§ WHAT IS NEEDED
Check every line below for the word "hashtag" and give only the number of lines where it appears.

[DATA SUPPLIED start]

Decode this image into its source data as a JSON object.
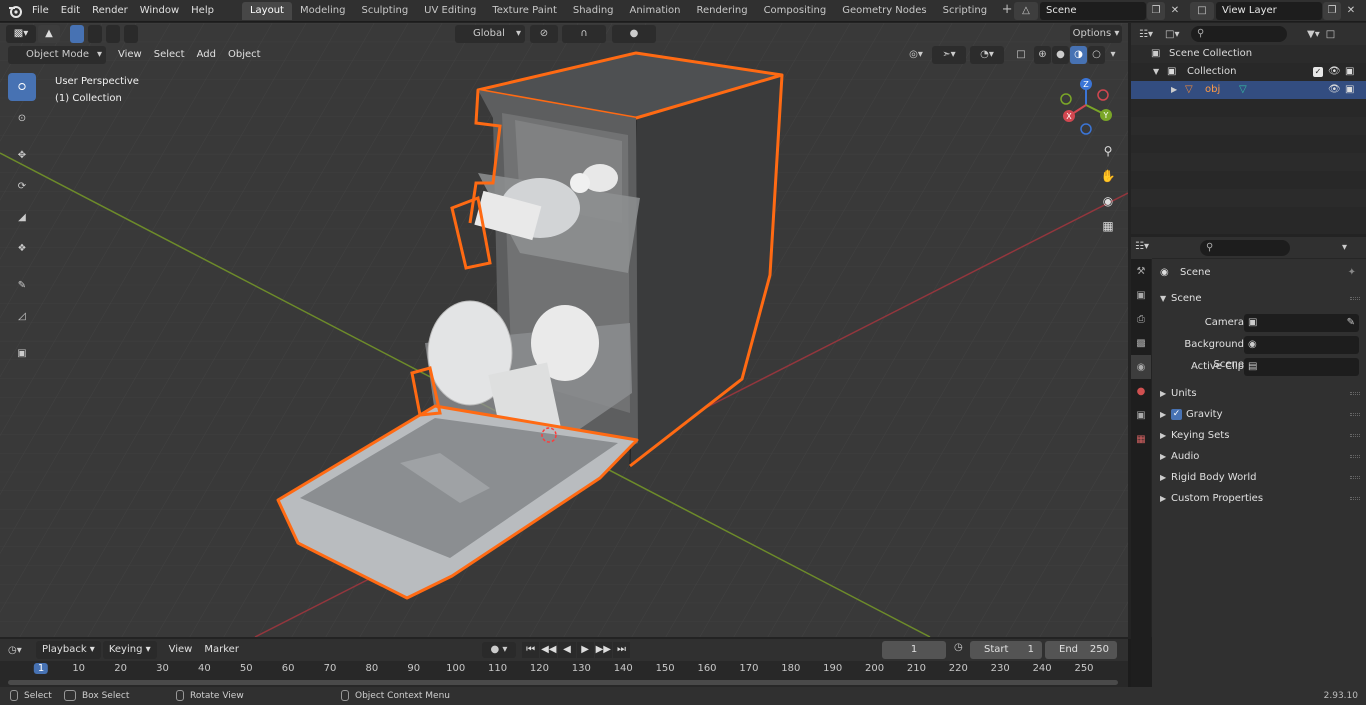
{
  "topbar": {
    "menus": [
      "File",
      "Edit",
      "Render",
      "Window",
      "Help"
    ],
    "workspaces": [
      "Layout",
      "Modeling",
      "Sculpting",
      "UV Editing",
      "Texture Paint",
      "Shading",
      "Animation",
      "Rendering",
      "Compositing",
      "Geometry Nodes",
      "Scripting"
    ],
    "active_workspace": "Layout",
    "scene_name": "Scene",
    "view_layer": "View Layer"
  },
  "viewport": {
    "mode": "Object Mode",
    "menus": [
      "View",
      "Select",
      "Add",
      "Object"
    ],
    "orientation": "Global",
    "options_label": "Options",
    "perspective_label": "User Perspective",
    "collection_label": "(1) Collection",
    "gizmo_axes": [
      "X",
      "Y",
      "Z"
    ]
  },
  "outliner": {
    "scene_collection": "Scene Collection",
    "collection": "Collection",
    "object": "obj"
  },
  "properties": {
    "context_title": "Scene",
    "panel_scene": "Scene",
    "camera_label": "Camera",
    "background_scene_label": "Background Scene",
    "active_clip_label": "Active Clip",
    "panels": [
      "Units",
      "Gravity",
      "Keying Sets",
      "Audio",
      "Rigid Body World",
      "Custom Properties"
    ]
  },
  "timeline": {
    "menus": [
      "Playback",
      "Keying",
      "View",
      "Marker"
    ],
    "current_frame": "1",
    "start_label": "Start",
    "start_value": "1",
    "end_label": "End",
    "end_value": "250",
    "ruler": [
      "1",
      "10",
      "20",
      "30",
      "40",
      "50",
      "60",
      "70",
      "80",
      "90",
      "100",
      "110",
      "120",
      "130",
      "140",
      "150",
      "160",
      "170",
      "180",
      "190",
      "200",
      "210",
      "220",
      "230",
      "240",
      "250"
    ]
  },
  "statusbar": {
    "select": "Select",
    "box_select": "Box Select",
    "rotate_view": "Rotate View",
    "context_menu": "Object Context Menu",
    "version": "2.93.10"
  },
  "colors": {
    "accent": "#4772b3",
    "selection_outline": "#ff6a13",
    "viewport_bg": "#393939"
  }
}
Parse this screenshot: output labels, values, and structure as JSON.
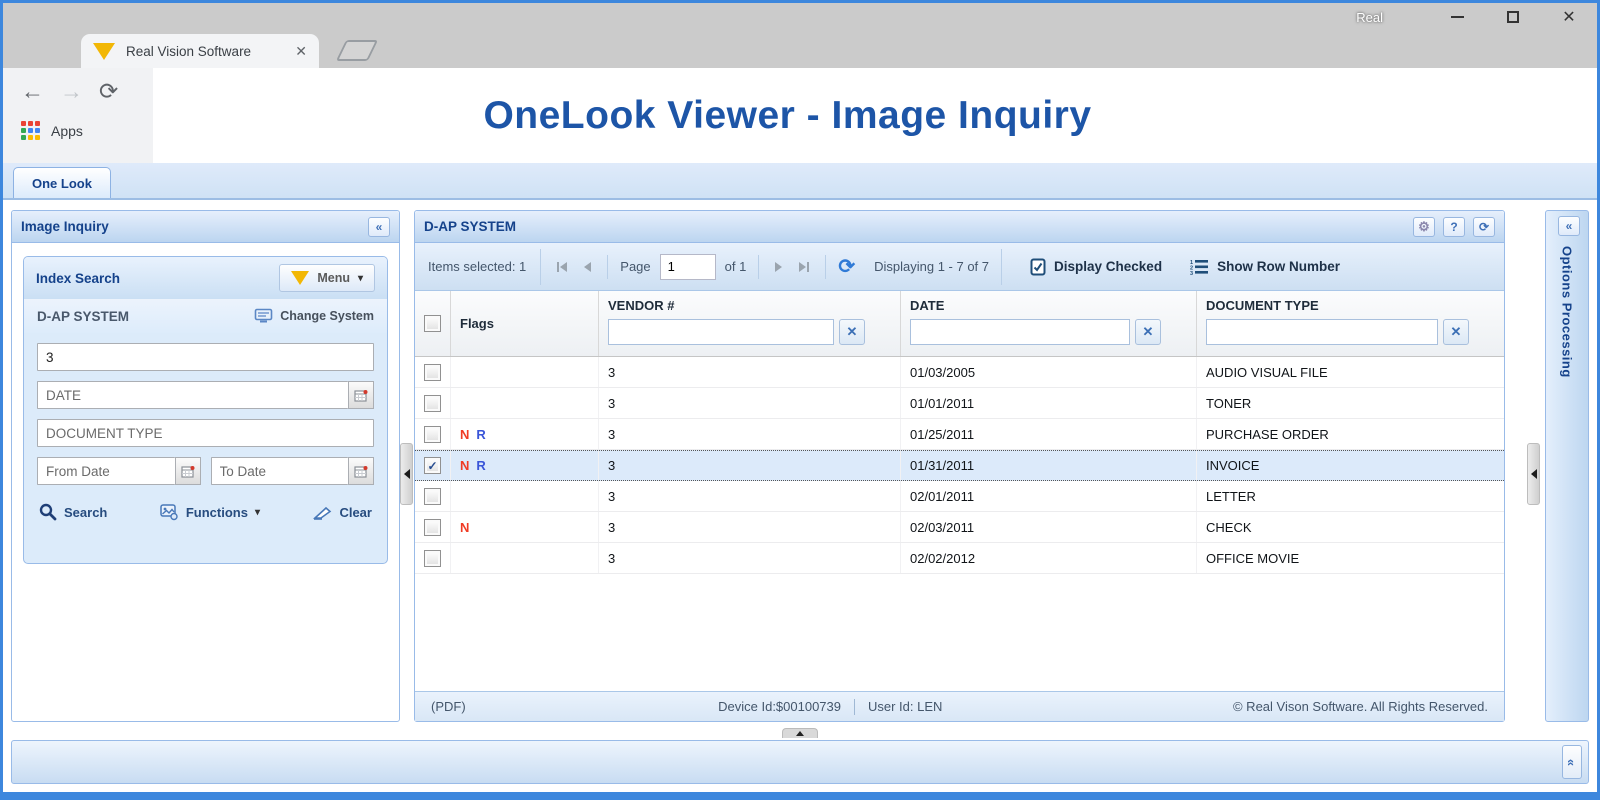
{
  "colors": {
    "accent": "#15428b",
    "title_blue": "#1d55a7",
    "window_border": "#3d87dd",
    "selected_row_bg": "#dceafa",
    "flag_colors": {
      "N": "#f03b24",
      "R": "#3a55d8"
    }
  },
  "browser": {
    "window_title": "Real",
    "tab_title": "Real Vision Software",
    "apps_label": "Apps"
  },
  "page": {
    "title": "OneLook Viewer - Image Inquiry",
    "app_tab": "One Look"
  },
  "left_panel": {
    "title": "Image Inquiry",
    "index_search": {
      "title": "Index Search",
      "menu_label": "Menu",
      "system_name": "D-AP SYSTEM",
      "change_system": "Change System",
      "key_value": "3",
      "date_placeholder": "DATE",
      "doc_type_placeholder": "DOCUMENT TYPE",
      "from_date_placeholder": "From Date",
      "to_date_placeholder": "To Date",
      "search_label": "Search",
      "functions_label": "Functions",
      "clear_label": "Clear"
    }
  },
  "grid": {
    "title": "D-AP SYSTEM",
    "items_selected": "Items selected: 1",
    "page_label": "Page",
    "page_value": "1",
    "page_of": "of 1",
    "displaying": "Displaying 1 - 7 of 7",
    "display_checked": "Display Checked",
    "show_row_number": "Show Row Number",
    "columns": {
      "flags": "Flags",
      "vendor": "VENDOR #",
      "date": "DATE",
      "doc_type": "DOCUMENT TYPE"
    },
    "rows": [
      {
        "checked": false,
        "selected": false,
        "flags": "",
        "vendor": "3",
        "date": "01/03/2005",
        "doc_type": "AUDIO VISUAL FILE"
      },
      {
        "checked": false,
        "selected": false,
        "flags": "",
        "vendor": "3",
        "date": "01/01/2011",
        "doc_type": "TONER"
      },
      {
        "checked": false,
        "selected": false,
        "flags": "N R",
        "vendor": "3",
        "date": "01/25/2011",
        "doc_type": "PURCHASE ORDER"
      },
      {
        "checked": true,
        "selected": true,
        "flags": "N R",
        "vendor": "3",
        "date": "01/31/2011",
        "doc_type": "INVOICE"
      },
      {
        "checked": false,
        "selected": false,
        "flags": "",
        "vendor": "3",
        "date": "02/01/2011",
        "doc_type": "LETTER"
      },
      {
        "checked": false,
        "selected": false,
        "flags": "N",
        "vendor": "3",
        "date": "02/03/2011",
        "doc_type": "CHECK"
      },
      {
        "checked": false,
        "selected": false,
        "flags": "",
        "vendor": "3",
        "date": "02/02/2012",
        "doc_type": "OFFICE MOVIE"
      }
    ],
    "footer": {
      "format": "(PDF)",
      "device_id": "Device Id:$00100739",
      "user_id": "User Id: LEN",
      "copyright": "© Real Vison Software. All Rights Reserved."
    }
  },
  "options_panel": {
    "title": "Options Processing"
  },
  "icons": {
    "collapse": "«",
    "help": "?",
    "refresh": "⟳",
    "reload": "⟳",
    "back": "←",
    "forward": "→",
    "close": "✕",
    "multiply": "✕",
    "caret_down": "▾",
    "check": "✓",
    "gear": "⚙"
  }
}
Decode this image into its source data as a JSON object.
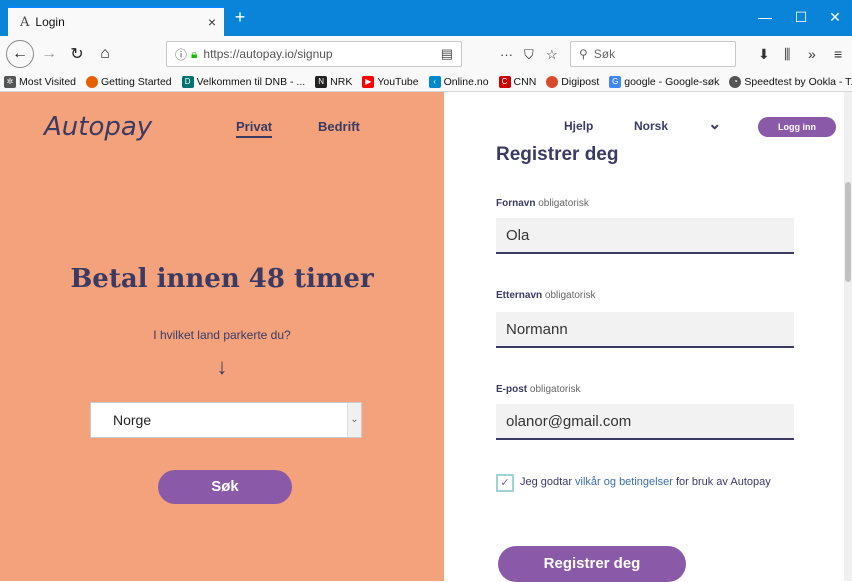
{
  "browser": {
    "tab": {
      "favicon": "A",
      "title": "Login",
      "close": "×"
    },
    "new_tab": "+",
    "window_controls": {
      "minimize": "—",
      "maximize": "☐",
      "close": "✕"
    },
    "url": "https://autopay.io/signup",
    "search_placeholder": "Søk",
    "bookmarks": [
      {
        "label": "Most Visited",
        "icon": "gear-icon",
        "color": "#555555"
      },
      {
        "label": "Getting Started",
        "icon": "firefox-icon",
        "color": "#e66000"
      },
      {
        "label": "Velkommen til DNB - ...",
        "icon": "dnb-icon",
        "color": "#007272"
      },
      {
        "label": "NRK",
        "icon": "nrk-icon",
        "color": "#222222"
      },
      {
        "label": "YouTube",
        "icon": "youtube-icon",
        "color": "#ff0000"
      },
      {
        "label": "Online.no",
        "icon": "online-icon",
        "color": "#0088cc"
      },
      {
        "label": "CNN",
        "icon": "cnn-icon",
        "color": "#cc0000"
      },
      {
        "label": "Digipost",
        "icon": "digipost-icon",
        "color": "#d94a2b"
      },
      {
        "label": "google - Google-søk",
        "icon": "google-icon",
        "color": "#4285f4"
      },
      {
        "label": "Speedtest by Ookla - T...",
        "icon": "speedtest-icon",
        "color": "#555555"
      }
    ]
  },
  "left": {
    "logo": "Autopay",
    "nav": {
      "privat": "Privat",
      "bedrift": "Bedrift"
    },
    "headline": "Betal innen 48 timer",
    "question": "I hvilket land parkerte du?",
    "arrow": "↓",
    "country": "Norge",
    "search_button": "Søk"
  },
  "right": {
    "nav": {
      "help": "Hjelp",
      "language": "Norsk",
      "chevron": "⌄",
      "login": "Logg inn"
    },
    "form_title": "Registrer deg",
    "fields": {
      "firstname": {
        "label": "Fornavn",
        "hint": "obligatorisk",
        "value": "Ola"
      },
      "lastname": {
        "label": "Etternavn",
        "hint": "obligatorisk",
        "value": "Normann"
      },
      "email": {
        "label": "E-post",
        "hint": "obligatorisk",
        "value": "olanor@gmail.com"
      }
    },
    "terms": {
      "before": "Jeg godtar ",
      "link": "vilkår og betingelser",
      "after": " for bruk av Autopay"
    },
    "register_button": "Registrer deg"
  },
  "colors": {
    "accent": "#8a5aa8",
    "left_bg": "#f3a27c",
    "text_dark": "#3a3a63",
    "browser_blue": "#0a84d8"
  }
}
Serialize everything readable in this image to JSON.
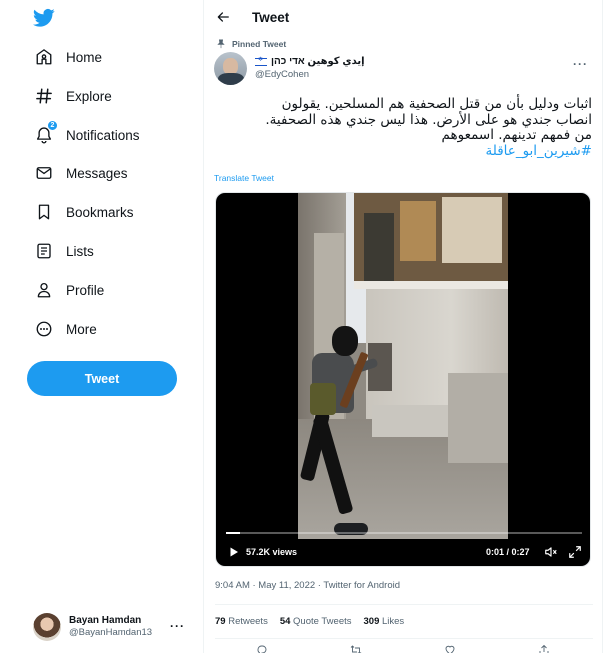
{
  "sidebar": {
    "logo_icon": "twitter-bird-icon",
    "items": [
      {
        "label": "Home",
        "icon": "home-icon"
      },
      {
        "label": "Explore",
        "icon": "hashtag-icon"
      },
      {
        "label": "Notifications",
        "icon": "bell-icon",
        "badge": "2"
      },
      {
        "label": "Messages",
        "icon": "envelope-icon"
      },
      {
        "label": "Bookmarks",
        "icon": "bookmark-icon"
      },
      {
        "label": "Lists",
        "icon": "list-icon"
      },
      {
        "label": "Profile",
        "icon": "person-icon"
      },
      {
        "label": "More",
        "icon": "more-circle-icon"
      }
    ],
    "tweet_button": "Tweet",
    "account": {
      "name": "Bayan Hamdan",
      "handle": "@BayanHamdan13",
      "more": "···"
    }
  },
  "header": {
    "title": "Tweet"
  },
  "tweet": {
    "pinned_label": "Pinned Tweet",
    "author_name": "إيدي كوهين אדי כהן",
    "author_handle": "@EdyCohen",
    "more": "···",
    "text_lines": [
      "اثبات ودليل بأن من قتل الصحفية هم المسلحين. يقولون",
      "انصاب جندي هو على الأرض. هذا ليس جندي هذه الصحفية.",
      "من فمهم تدينهم. اسمعوهم"
    ],
    "hashtag": "#شيرين_ابو_عاقلة",
    "translate": "Translate Tweet",
    "video": {
      "views": "57.2K views",
      "time": "0:01 / 0:27",
      "progress_fraction": 0.04
    },
    "meta": "9:04 AM · May 11, 2022 · Twitter for Android",
    "stats": {
      "retweets_count": "79",
      "retweets_label": "Retweets",
      "quotes_count": "54",
      "quotes_label": "Quote Tweets",
      "likes_count": "309",
      "likes_label": "Likes"
    }
  },
  "colors": {
    "accent": "#1d9bf0",
    "text": "#0f1419",
    "muted": "#536471"
  }
}
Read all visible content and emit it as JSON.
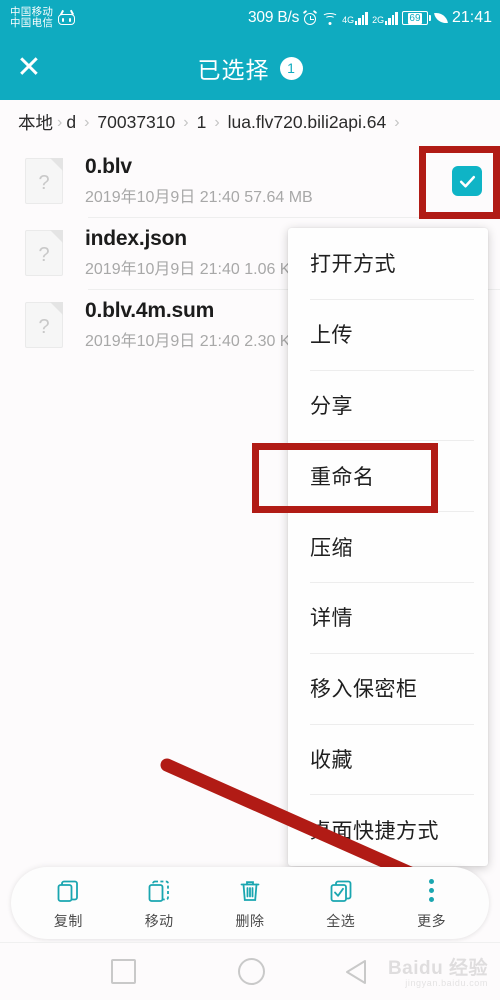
{
  "colors": {
    "accent_teal": "#0fabc0",
    "checkbox_teal": "#0fb4c6",
    "highlight_red": "#b11b15",
    "page_bg": "#fdfbfc",
    "toolbar_icon": "#1aa6b0"
  },
  "status_bar": {
    "carrier_line1": "中国移动",
    "carrier_line2": "中国电信",
    "app_icon_name": "bilibili-tv-icon",
    "network_speed": "309 B/s",
    "alarm_icon_name": "alarm-clock-icon",
    "wifi_icon_name": "wifi-icon",
    "signal_1_label": "4G",
    "signal_2_label": "2G",
    "battery_level": "69",
    "power_saving_icon_name": "leaf-icon",
    "time": "21:41"
  },
  "title_bar": {
    "close_label": "✕",
    "title": "已选择",
    "selected_count": "1"
  },
  "breadcrumb": {
    "separator": "›",
    "items": [
      {
        "label": "本地"
      },
      {
        "label": "d"
      },
      {
        "label": "70037310"
      },
      {
        "label": "1"
      },
      {
        "label": "lua.flv720.bili2api.64"
      }
    ]
  },
  "file_list": {
    "icon_glyph": "?",
    "rows": [
      {
        "name": "0.blv",
        "meta": "2019年10月9日 21:40 57.64 MB",
        "checked": true
      },
      {
        "name": "index.json",
        "meta": "2019年10月9日 21:40 1.06 KB",
        "checked": false
      },
      {
        "name": "0.blv.4m.sum",
        "meta": "2019年10月9日 21:40 2.30 KB",
        "checked": false
      }
    ]
  },
  "popup_menu": {
    "items": [
      {
        "label": "打开方式"
      },
      {
        "label": "上传"
      },
      {
        "label": "分享"
      },
      {
        "label": "重命名",
        "highlighted": true
      },
      {
        "label": "压缩"
      },
      {
        "label": "详情"
      },
      {
        "label": "移入保密柜"
      },
      {
        "label": "收藏"
      },
      {
        "label": "桌面快捷方式"
      }
    ]
  },
  "bottom_toolbar": {
    "items": [
      {
        "label": "复制",
        "icon": "copy-icon"
      },
      {
        "label": "移动",
        "icon": "move-icon"
      },
      {
        "label": "删除",
        "icon": "trash-icon"
      },
      {
        "label": "全选",
        "icon": "select-all-icon"
      },
      {
        "label": "更多",
        "icon": "more-vertical-icon"
      }
    ]
  },
  "nav_bar": {
    "recents_icon": "square-icon",
    "home_icon": "circle-icon",
    "back_icon": "triangle-back-icon"
  },
  "watermark": {
    "main": "Baidu 经验",
    "sub": "jingyan.baidu.com"
  }
}
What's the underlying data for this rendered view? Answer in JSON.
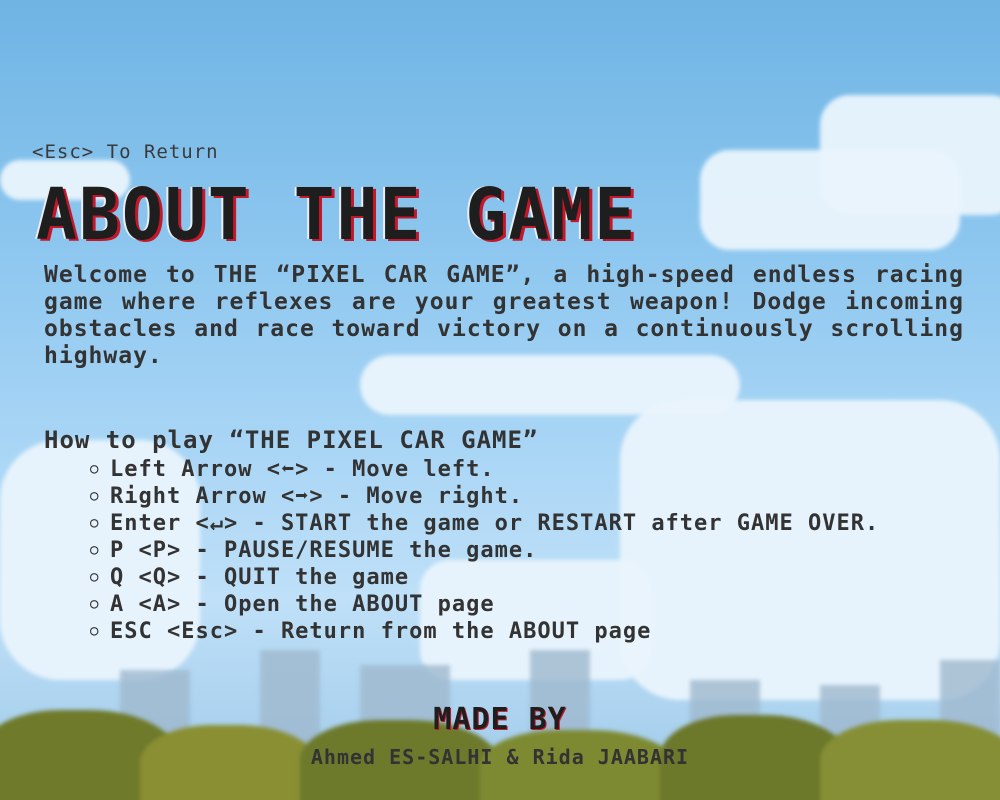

[DATA SUPPLIED end]

§ FULL OUTPUT
2